### Prompt
Return the records word for word. Any pictures in them are not part of the copy.

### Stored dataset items
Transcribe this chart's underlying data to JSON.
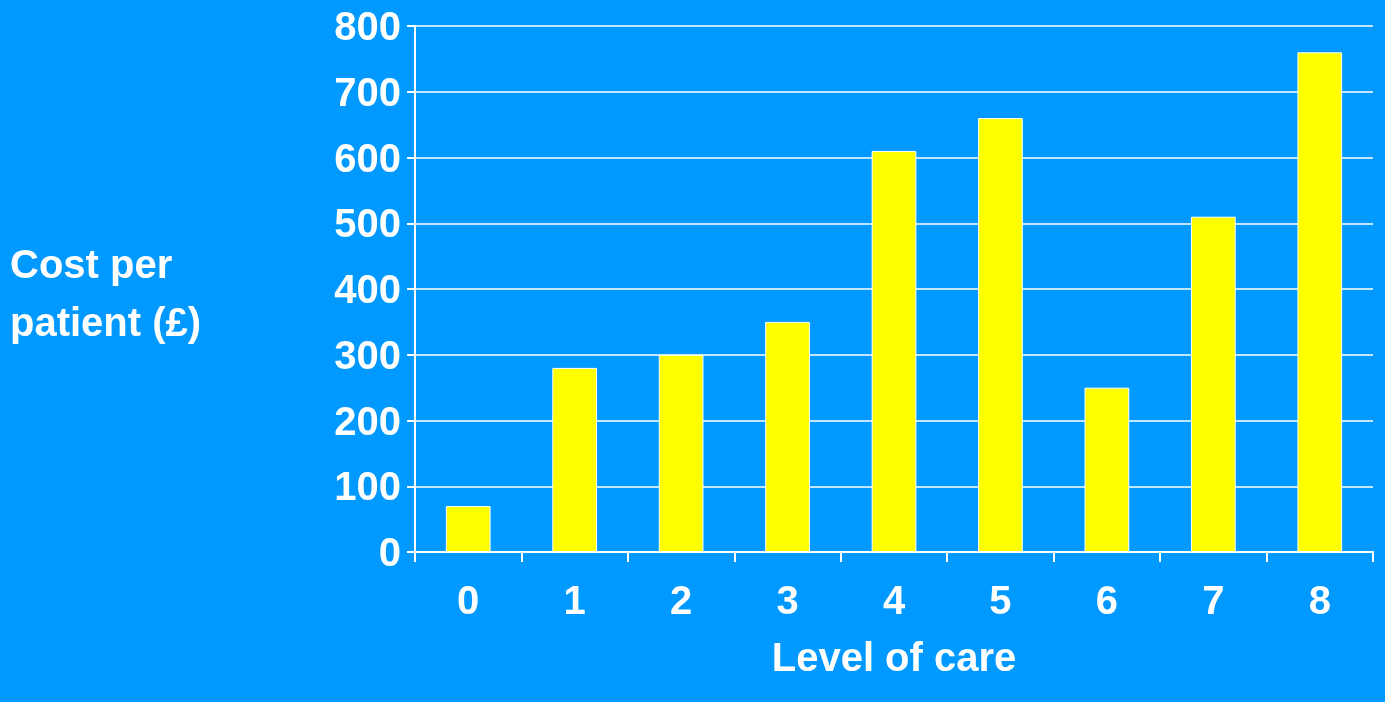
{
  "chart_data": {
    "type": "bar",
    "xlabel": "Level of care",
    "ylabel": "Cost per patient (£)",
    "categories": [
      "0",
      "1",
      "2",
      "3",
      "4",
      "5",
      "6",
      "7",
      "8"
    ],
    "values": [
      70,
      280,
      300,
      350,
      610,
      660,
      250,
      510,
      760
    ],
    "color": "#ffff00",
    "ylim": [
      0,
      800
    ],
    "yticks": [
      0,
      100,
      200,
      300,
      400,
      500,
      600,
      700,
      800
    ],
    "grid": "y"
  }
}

### Answer to this problem
Transcribe this chart's underlying data to JSON.
{
  "chart_data": {
    "type": "bar",
    "xlabel": "Level of care",
    "ylabel": "Cost per patient (£)",
    "categories": [
      "0",
      "1",
      "2",
      "3",
      "4",
      "5",
      "6",
      "7",
      "8"
    ],
    "values": [
      70,
      280,
      300,
      350,
      610,
      660,
      250,
      510,
      760
    ],
    "color": "#ffff00",
    "ylim": [
      0,
      800
    ],
    "yticks": [
      0,
      100,
      200,
      300,
      400,
      500,
      600,
      700,
      800
    ],
    "grid": "y"
  }
}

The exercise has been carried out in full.